▶ TASK INPUTS
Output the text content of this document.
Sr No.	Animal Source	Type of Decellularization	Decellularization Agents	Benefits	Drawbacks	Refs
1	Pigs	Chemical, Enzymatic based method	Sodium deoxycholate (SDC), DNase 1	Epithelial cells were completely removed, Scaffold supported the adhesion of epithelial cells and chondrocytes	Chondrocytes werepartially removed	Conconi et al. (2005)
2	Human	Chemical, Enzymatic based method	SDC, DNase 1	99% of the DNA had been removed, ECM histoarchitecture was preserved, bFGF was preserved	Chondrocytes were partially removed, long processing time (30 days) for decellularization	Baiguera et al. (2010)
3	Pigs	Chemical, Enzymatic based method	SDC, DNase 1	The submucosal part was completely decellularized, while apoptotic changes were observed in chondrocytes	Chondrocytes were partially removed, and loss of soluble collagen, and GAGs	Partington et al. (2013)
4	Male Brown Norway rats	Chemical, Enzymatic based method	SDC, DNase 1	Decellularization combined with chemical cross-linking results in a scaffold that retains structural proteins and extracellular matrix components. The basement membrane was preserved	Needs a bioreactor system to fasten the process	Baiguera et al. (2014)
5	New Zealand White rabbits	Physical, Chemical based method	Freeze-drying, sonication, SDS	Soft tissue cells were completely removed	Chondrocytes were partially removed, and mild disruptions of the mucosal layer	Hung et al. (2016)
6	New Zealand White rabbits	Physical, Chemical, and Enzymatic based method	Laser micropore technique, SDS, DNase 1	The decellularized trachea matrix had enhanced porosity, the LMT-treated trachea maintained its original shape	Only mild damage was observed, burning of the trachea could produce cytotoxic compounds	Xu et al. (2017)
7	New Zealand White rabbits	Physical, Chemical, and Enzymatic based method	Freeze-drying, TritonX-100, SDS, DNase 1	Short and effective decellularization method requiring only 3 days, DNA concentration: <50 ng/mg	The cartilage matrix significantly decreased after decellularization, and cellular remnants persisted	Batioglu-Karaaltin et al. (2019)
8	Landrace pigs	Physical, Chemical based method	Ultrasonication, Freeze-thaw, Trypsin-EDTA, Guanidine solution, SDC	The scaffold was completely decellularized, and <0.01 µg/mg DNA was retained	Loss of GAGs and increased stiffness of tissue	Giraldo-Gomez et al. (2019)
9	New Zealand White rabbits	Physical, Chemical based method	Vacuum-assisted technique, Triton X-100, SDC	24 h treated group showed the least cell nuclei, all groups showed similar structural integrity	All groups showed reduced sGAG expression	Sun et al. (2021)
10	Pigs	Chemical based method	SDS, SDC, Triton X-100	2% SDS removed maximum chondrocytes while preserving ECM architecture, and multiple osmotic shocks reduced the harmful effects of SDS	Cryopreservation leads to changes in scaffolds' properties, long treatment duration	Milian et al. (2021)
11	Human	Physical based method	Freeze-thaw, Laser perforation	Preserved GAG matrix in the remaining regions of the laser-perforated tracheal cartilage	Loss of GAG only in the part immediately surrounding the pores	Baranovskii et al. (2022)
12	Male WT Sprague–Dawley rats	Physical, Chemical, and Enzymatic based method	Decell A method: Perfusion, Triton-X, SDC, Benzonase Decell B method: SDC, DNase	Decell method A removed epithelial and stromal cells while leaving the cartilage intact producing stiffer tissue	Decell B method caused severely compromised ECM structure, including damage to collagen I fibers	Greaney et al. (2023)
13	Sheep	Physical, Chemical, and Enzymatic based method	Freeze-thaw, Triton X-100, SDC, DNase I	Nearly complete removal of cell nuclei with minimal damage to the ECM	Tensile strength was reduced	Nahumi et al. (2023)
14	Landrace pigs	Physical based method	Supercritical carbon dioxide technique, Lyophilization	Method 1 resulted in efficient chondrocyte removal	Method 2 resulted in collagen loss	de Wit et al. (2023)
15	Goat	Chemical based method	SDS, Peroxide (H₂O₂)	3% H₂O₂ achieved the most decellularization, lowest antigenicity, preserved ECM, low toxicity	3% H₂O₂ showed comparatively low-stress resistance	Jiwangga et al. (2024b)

▶ DIRECTIONS FOR THIS TASK
The records above need copying. Do it exactly.

▶ RESULT BELOW
Output the text content of this document.
Sr No.	Animal Source	Type of Decellularization	Decellularization Agents	Benefits	Drawbacks	Refs
1	Pigs	Chemical, Enzymatic based method	Sodium deoxycholate (SDC), DNase 1	Epithelial cells were completely removed, Scaffold supported the adhesion of epithelial cells and chondrocytes	Chondrocytes werepartially removed	Conconi et al. (2005)
2	Human	Chemical, Enzymatic based method	SDC, DNase 1	99% of the DNA had been removed, ECM histoarchitecture was preserved, bFGF was preserved	Chondrocytes were partially removed, long processing time (30 days) for decellularization	Baiguera et al. (2010)
3	Pigs	Chemical, Enzymatic based method	SDC, DNase 1	The submucosal part was completely decellularized, while apoptotic changes were observed in chondrocytes	Chondrocytes were partially removed, and loss of soluble collagen, and GAGs	Partington et al. (2013)
4	Male Brown Norway rats	Chemical, Enzymatic based method	SDC, DNase 1	Decellularization combined with chemical cross-linking results in a scaffold that retains structural proteins and extracellular matrix components. The basement membrane was preserved	Needs a bioreactor system to fasten the process	Baiguera et al. (2014)
5	New Zealand White rabbits	Physical, Chemical based method	Freeze-drying, sonication, SDS	Soft tissue cells were completely removed	Chondrocytes were partially removed, and mild disruptions of the mucosal layer	Hung et al. (2016)
6	New Zealand White rabbits	Physical, Chemical, and Enzymatic based method	Laser micropore technique, SDS, DNase 1	The decellularized trachea matrix had enhanced porosity, the LMT-treated trachea maintained its original shape	Only mild damage was observed, burning of the trachea could produce cytotoxic compounds	Xu et al. (2017)
7	New Zealand White rabbits	Physical, Chemical, and Enzymatic based method	Freeze-drying, TritonX-100, SDS, DNase 1	Short and effective decellularization method requiring only 3 days, DNA concentration: <50 ng/mg	The cartilage matrix significantly decreased after decellularization, and cellular remnants persisted	Batioglu-Karaaltin et al. (2019)
8	Landrace pigs	Physical, Chemical based method	Ultrasonication, Freeze-thaw, Trypsin-EDTA, Guanidine solution, SDC	The scaffold was completely decellularized, and <0.01 µg/mg DNA was retained	Loss of GAGs and increased stiffness of tissue	Giraldo-Gomez et al. (2019)
9	New Zealand White rabbits	Physical, Chemical based method	Vacuum-assisted technique, Triton X-100, SDC	24 h treated group showed the least cell nuclei, all groups showed similar structural integrity	All groups showed reduced sGAG expression	Sun et al. (2021)
10	Pigs	Chemical based method	SDS, SDC, Triton X-100	2% SDS removed maximum chondrocytes while preserving ECM architecture, and multiple osmotic shocks reduced the harmful effects of SDS	Cryopreservation leads to changes in scaffolds' properties, long treatment duration	Milian et al. (2021)
11	Human	Physical based method	Freeze-thaw, Laser perforation	Preserved GAG matrix in the remaining regions of the laser-perforated tracheal cartilage	Loss of GAG only in the part immediately surrounding the pores	Baranovskii et al. (2022)
12	Male WT Sprague–Dawley rats	Physical, Chemical, and Enzymatic based method	Decell A method: Perfusion, Triton-X, SDC, Benzonase Decell B method: SDC, DNase	Decell method A removed epithelial and stromal cells while leaving the cartilage intact producing stiffer tissue	Decell B method caused severely compromised ECM structure, including damage to collagen I fibers	Greaney et al. (2023)
13	Sheep	Physical, Chemical, and Enzymatic based method	Freeze-thaw, Triton X-100, SDC, DNase I	Nearly complete removal of cell nuclei with minimal damage to the ECM	Tensile strength was reduced	Nahumi et al. (2023)
14	Landrace pigs	Physical based method	Supercritical carbon dioxide technique, Lyophilization	Method 1 resulted in efficient chondrocyte removal	Method 2 resulted in collagen loss	de Wit et al. (2023)
15	Goat	Chemical based method	SDS, Peroxide (H₂O₂)	3% H₂O₂ achieved the most decellularization, lowest antigenicity, preserved ECM, low toxicity	3% H₂O₂ showed comparatively low-stress resistance	Jiwangga et al. (2024b)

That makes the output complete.